═══ Material supplied ═══
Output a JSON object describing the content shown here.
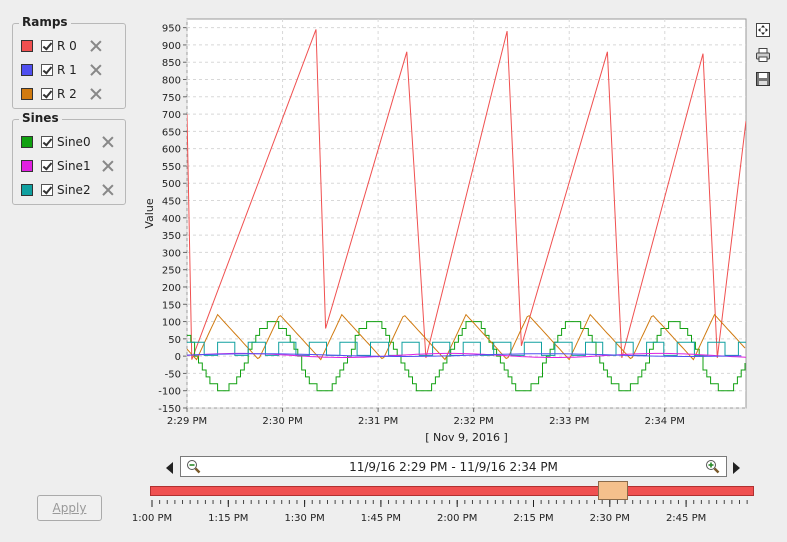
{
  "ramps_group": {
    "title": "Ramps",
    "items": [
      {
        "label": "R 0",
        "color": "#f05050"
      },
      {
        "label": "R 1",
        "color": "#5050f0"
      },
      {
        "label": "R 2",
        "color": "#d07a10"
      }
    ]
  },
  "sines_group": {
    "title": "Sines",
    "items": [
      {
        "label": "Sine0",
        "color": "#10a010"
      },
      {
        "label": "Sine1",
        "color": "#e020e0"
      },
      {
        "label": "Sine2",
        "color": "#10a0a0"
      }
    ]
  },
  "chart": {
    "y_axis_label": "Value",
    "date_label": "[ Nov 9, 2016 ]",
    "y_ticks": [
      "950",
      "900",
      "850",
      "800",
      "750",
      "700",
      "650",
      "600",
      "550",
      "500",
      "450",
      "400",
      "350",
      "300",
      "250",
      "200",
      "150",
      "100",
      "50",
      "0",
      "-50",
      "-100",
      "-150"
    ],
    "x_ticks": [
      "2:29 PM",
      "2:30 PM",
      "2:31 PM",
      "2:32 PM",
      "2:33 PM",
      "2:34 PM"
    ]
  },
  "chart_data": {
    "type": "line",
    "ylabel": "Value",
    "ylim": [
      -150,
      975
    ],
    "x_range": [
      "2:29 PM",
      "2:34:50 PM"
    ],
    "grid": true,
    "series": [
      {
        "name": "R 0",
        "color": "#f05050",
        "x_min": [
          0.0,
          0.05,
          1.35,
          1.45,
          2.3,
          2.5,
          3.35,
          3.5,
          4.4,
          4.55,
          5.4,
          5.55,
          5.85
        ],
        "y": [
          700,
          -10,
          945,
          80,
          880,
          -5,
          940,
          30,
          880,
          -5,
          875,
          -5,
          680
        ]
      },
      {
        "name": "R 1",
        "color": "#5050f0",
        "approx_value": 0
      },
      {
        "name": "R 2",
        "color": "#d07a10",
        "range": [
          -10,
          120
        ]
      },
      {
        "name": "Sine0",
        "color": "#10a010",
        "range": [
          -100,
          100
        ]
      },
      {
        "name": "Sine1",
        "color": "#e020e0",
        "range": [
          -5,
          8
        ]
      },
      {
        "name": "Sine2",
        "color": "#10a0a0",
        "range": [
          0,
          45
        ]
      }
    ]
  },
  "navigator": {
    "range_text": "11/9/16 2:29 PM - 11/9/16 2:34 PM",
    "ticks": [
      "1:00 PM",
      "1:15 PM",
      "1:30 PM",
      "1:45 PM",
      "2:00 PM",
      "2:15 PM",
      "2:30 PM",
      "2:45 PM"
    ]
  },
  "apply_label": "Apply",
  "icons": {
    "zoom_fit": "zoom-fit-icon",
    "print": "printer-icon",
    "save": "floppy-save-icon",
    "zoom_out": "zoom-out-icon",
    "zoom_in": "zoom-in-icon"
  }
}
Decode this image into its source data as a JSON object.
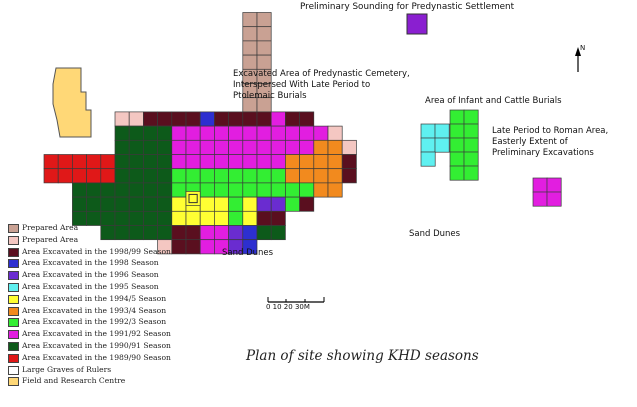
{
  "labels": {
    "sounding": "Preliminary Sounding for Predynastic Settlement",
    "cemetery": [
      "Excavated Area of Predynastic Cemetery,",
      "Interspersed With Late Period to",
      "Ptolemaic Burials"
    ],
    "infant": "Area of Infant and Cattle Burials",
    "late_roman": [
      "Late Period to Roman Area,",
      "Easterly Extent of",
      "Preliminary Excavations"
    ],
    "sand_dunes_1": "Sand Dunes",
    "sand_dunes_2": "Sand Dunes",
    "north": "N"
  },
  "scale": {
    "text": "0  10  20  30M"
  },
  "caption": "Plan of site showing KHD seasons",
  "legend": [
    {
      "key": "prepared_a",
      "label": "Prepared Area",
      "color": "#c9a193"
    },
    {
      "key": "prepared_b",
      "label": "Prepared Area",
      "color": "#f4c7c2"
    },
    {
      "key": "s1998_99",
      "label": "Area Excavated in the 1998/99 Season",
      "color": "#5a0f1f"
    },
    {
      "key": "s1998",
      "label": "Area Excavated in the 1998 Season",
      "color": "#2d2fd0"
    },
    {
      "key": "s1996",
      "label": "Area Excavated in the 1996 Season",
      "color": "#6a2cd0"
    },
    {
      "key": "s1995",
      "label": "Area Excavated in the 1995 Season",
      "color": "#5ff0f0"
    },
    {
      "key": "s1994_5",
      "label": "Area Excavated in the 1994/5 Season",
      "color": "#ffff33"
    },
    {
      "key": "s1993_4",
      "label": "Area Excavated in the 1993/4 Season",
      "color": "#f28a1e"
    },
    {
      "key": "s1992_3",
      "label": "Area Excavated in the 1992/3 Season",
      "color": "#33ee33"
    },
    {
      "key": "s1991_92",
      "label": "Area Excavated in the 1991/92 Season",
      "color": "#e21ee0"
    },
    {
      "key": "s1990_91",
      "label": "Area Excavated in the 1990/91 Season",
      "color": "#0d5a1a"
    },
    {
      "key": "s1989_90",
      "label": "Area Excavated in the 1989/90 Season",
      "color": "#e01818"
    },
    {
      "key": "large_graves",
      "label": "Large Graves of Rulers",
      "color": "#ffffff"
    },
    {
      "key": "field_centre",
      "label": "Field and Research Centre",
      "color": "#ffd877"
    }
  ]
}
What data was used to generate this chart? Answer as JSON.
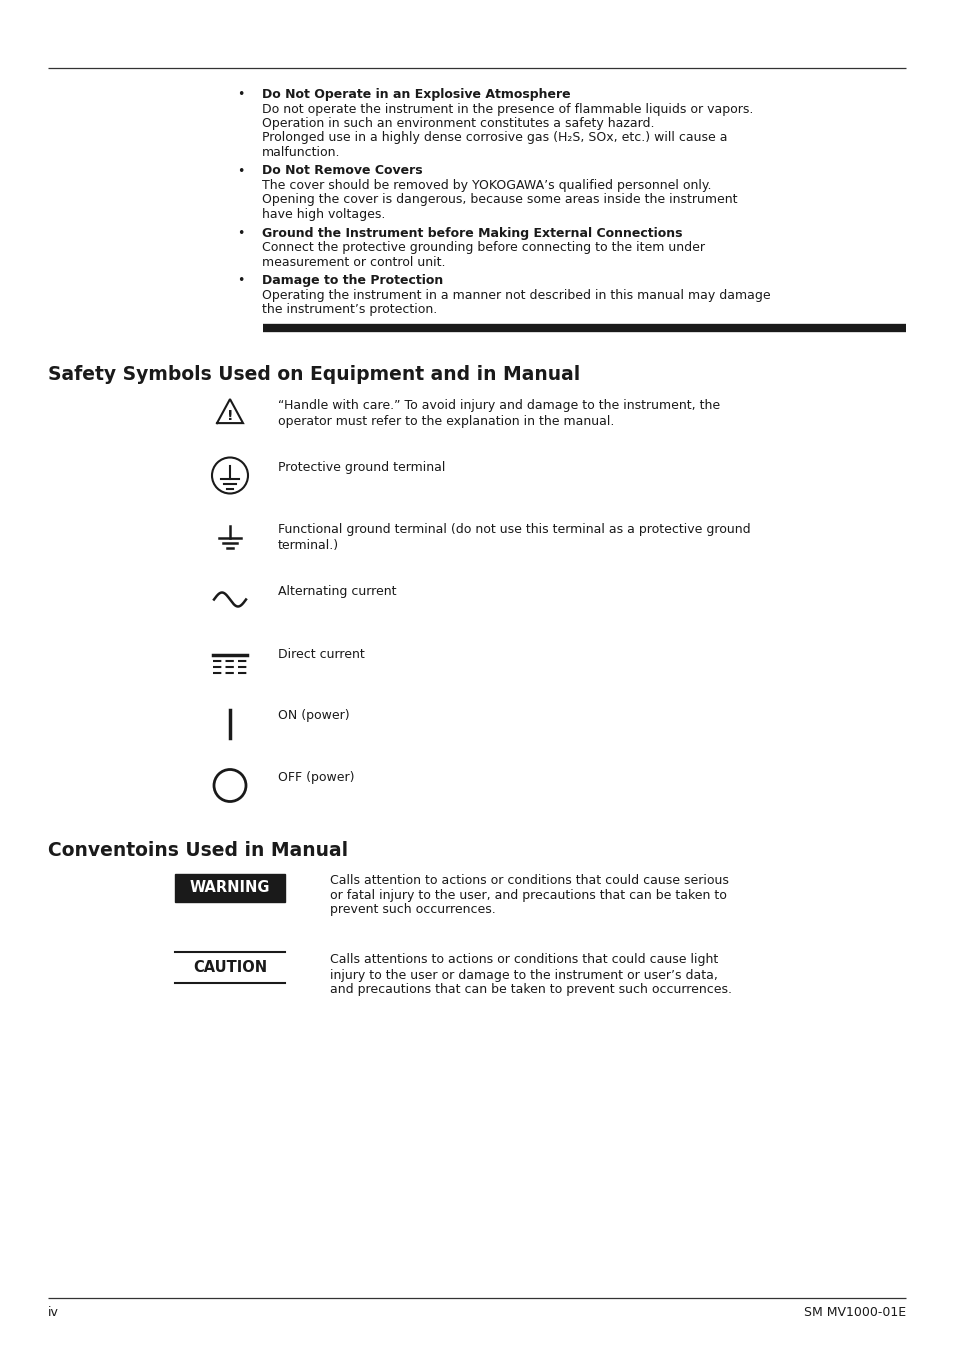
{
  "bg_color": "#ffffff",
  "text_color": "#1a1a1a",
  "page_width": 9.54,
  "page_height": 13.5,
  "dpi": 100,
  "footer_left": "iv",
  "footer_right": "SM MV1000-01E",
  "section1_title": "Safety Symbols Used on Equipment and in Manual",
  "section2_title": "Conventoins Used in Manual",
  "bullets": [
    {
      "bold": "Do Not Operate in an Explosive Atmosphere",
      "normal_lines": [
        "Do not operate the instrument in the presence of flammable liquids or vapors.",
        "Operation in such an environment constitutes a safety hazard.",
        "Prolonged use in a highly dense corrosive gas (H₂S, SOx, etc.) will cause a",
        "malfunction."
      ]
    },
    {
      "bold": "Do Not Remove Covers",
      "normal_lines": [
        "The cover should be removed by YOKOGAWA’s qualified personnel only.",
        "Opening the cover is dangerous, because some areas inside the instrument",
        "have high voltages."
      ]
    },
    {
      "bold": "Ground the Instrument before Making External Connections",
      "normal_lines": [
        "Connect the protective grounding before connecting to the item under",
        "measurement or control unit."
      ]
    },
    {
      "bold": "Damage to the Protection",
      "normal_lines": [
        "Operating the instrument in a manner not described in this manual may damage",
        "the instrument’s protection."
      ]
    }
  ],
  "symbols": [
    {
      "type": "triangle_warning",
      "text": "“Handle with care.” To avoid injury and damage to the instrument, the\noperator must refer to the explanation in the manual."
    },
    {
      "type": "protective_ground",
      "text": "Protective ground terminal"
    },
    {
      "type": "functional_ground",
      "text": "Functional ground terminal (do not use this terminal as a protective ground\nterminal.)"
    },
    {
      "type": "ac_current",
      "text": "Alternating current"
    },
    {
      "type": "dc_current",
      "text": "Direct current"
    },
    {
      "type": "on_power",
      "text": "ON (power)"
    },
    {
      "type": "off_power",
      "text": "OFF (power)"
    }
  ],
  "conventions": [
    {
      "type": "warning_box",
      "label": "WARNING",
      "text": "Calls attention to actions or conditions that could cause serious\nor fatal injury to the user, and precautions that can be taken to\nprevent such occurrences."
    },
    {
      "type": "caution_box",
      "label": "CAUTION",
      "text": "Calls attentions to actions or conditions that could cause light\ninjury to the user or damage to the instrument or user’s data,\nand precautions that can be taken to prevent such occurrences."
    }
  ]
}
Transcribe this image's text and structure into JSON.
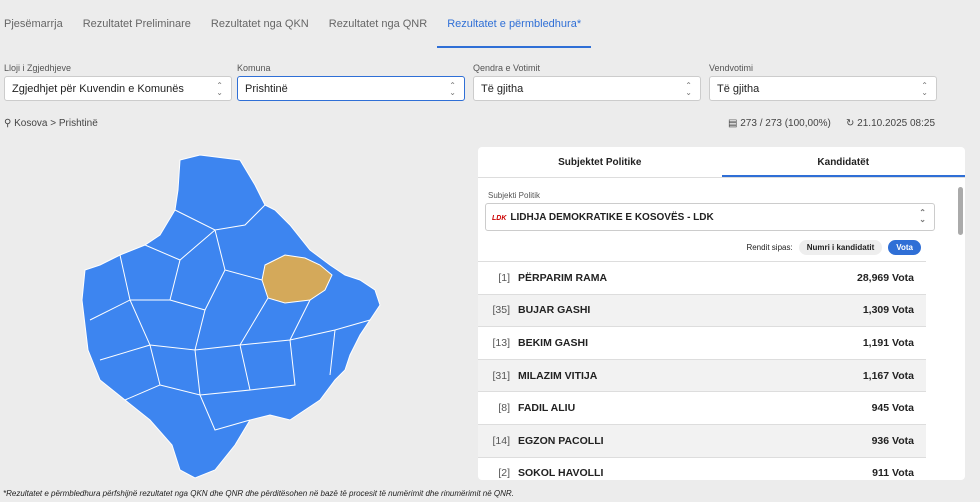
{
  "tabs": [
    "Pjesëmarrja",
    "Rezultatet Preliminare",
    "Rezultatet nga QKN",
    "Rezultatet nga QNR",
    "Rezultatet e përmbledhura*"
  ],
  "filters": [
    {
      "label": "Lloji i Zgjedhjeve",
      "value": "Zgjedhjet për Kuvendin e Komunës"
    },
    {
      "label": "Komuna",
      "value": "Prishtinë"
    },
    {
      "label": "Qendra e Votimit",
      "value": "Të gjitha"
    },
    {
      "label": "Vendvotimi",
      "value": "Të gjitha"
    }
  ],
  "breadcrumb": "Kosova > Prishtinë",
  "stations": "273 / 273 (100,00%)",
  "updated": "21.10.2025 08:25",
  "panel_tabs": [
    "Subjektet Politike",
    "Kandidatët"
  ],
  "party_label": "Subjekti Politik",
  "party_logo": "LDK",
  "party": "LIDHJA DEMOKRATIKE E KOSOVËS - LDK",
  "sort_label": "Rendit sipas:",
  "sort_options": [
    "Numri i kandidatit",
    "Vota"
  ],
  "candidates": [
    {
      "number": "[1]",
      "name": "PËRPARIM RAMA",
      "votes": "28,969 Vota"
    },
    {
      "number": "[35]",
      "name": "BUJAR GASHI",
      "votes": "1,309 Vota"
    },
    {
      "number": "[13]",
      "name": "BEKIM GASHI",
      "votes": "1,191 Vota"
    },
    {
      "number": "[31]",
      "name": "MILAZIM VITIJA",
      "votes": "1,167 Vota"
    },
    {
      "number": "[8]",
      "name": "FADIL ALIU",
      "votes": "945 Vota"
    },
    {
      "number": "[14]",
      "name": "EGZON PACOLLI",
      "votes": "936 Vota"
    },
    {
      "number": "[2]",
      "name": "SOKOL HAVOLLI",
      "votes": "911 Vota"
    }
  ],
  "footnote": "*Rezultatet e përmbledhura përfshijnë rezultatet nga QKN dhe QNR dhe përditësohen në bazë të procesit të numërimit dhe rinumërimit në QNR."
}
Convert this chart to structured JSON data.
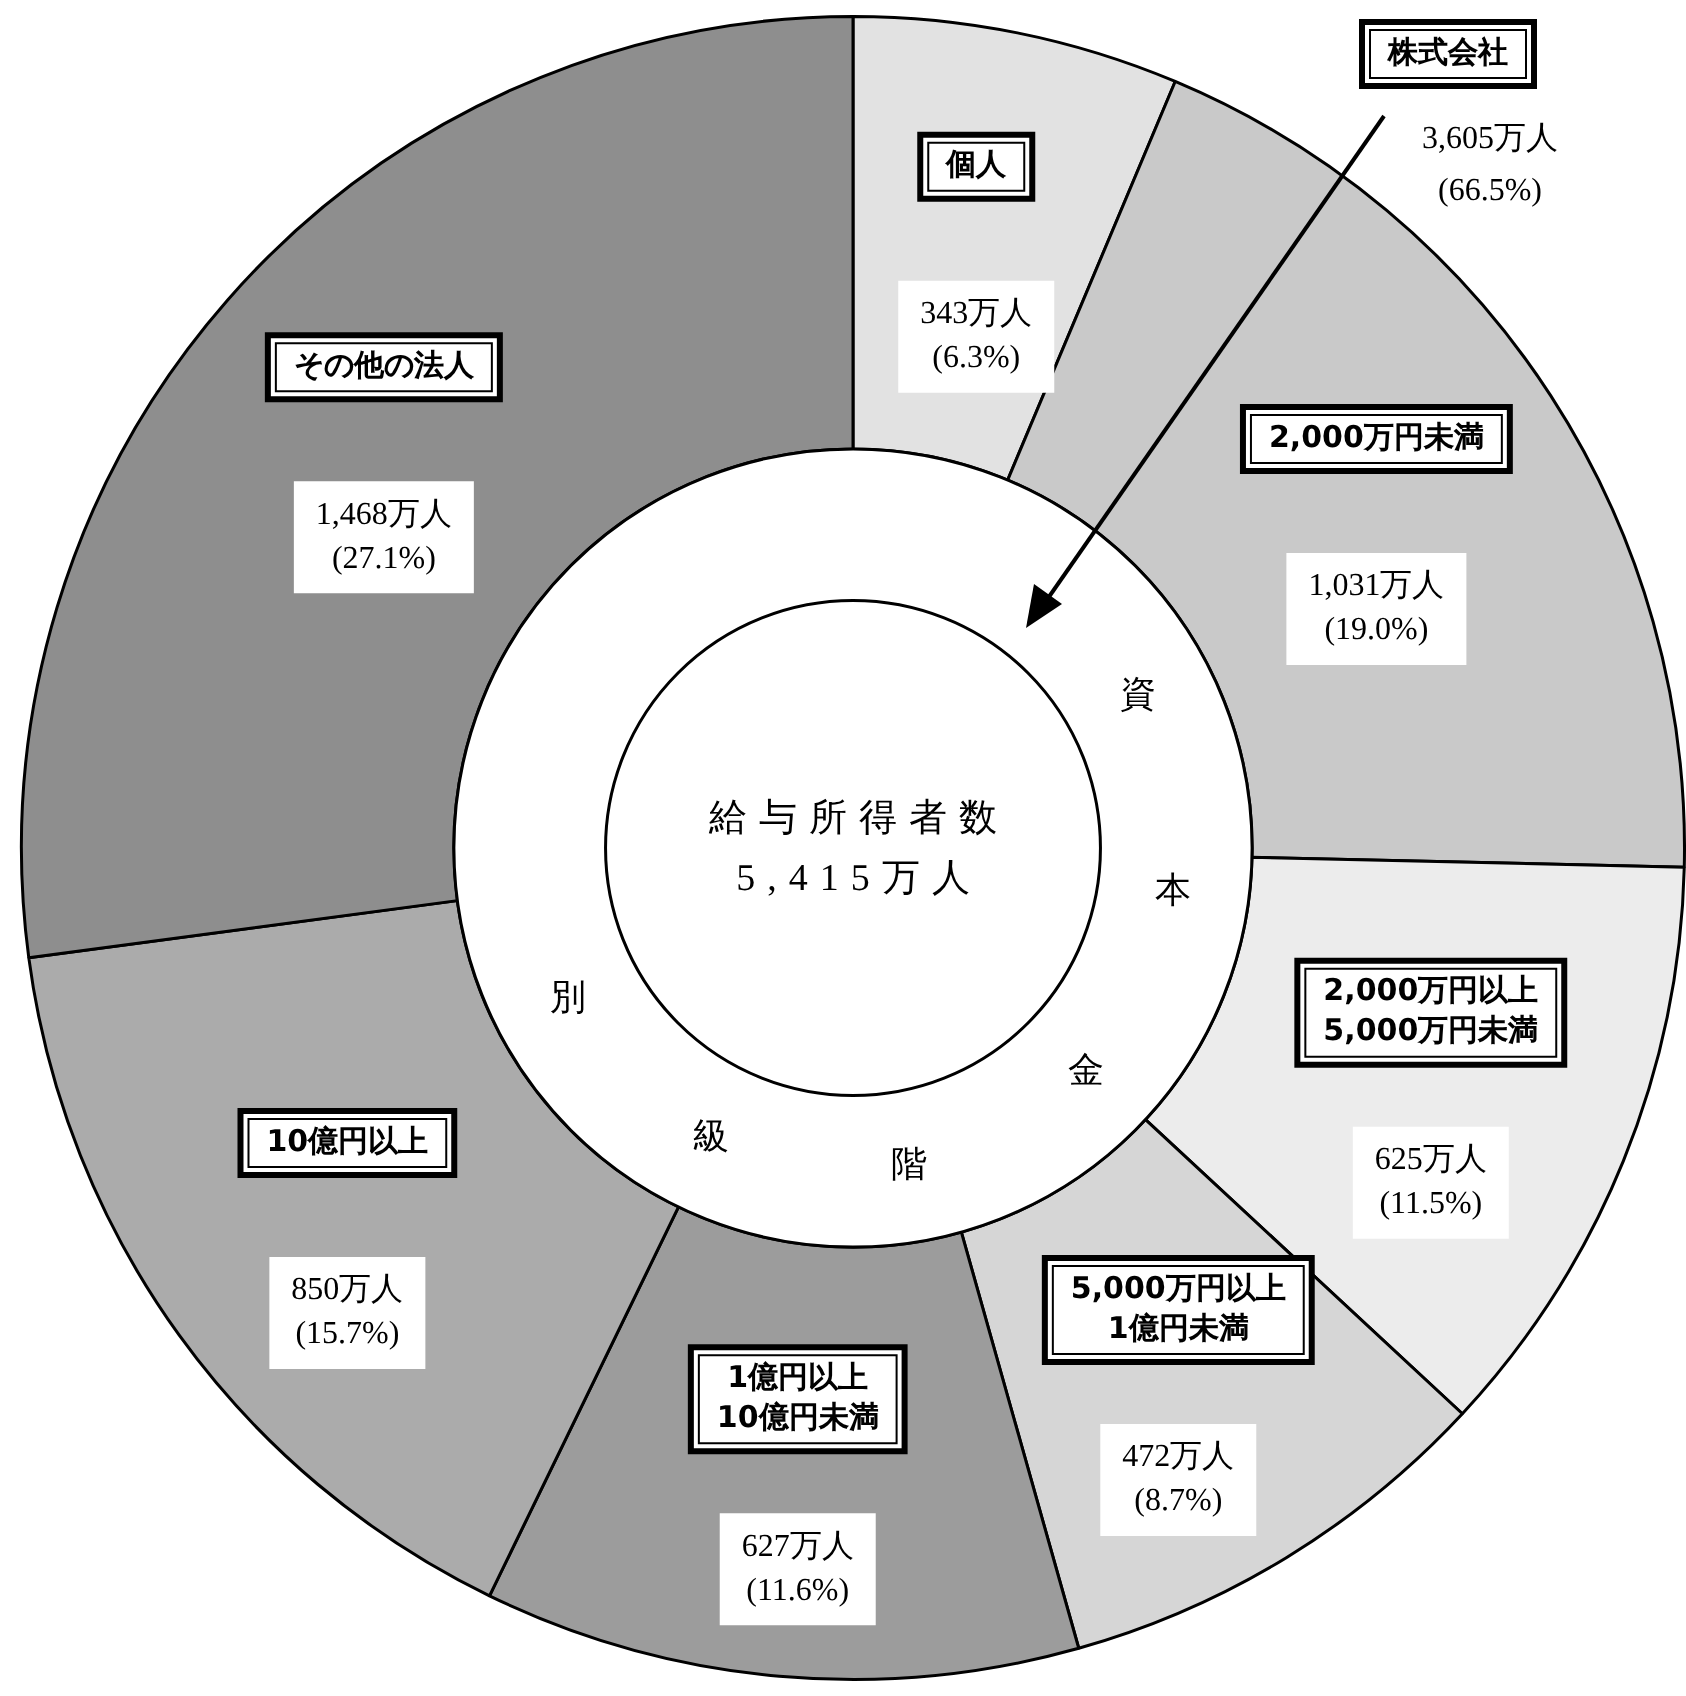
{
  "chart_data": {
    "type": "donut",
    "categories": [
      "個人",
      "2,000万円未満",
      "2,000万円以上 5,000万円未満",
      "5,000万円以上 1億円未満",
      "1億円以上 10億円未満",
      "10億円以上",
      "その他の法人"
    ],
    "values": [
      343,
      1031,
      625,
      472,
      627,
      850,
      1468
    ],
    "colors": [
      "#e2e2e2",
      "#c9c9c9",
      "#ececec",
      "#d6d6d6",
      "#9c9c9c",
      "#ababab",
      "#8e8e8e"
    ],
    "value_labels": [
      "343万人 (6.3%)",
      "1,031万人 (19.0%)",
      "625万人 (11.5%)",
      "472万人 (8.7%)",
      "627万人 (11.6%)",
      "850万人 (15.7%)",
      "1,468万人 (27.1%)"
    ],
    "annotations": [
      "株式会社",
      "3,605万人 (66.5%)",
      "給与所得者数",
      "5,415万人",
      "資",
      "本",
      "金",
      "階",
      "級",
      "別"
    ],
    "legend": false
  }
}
═══
■ **Requirement**
Copy each line above containing the string "this".

■ **The reply**
Decode this image into its source data as a JSON object.
What data was used to generate this chart? Answer as JSON.
        "Operating the instrument in a manner not described in this manual may damage",
      "text": "Functional ground terminal (do not use this terminal as a protective ground\nterminal.)"
Transcribe this image's text and structure into JSON.
Convert this chart to structured JSON data.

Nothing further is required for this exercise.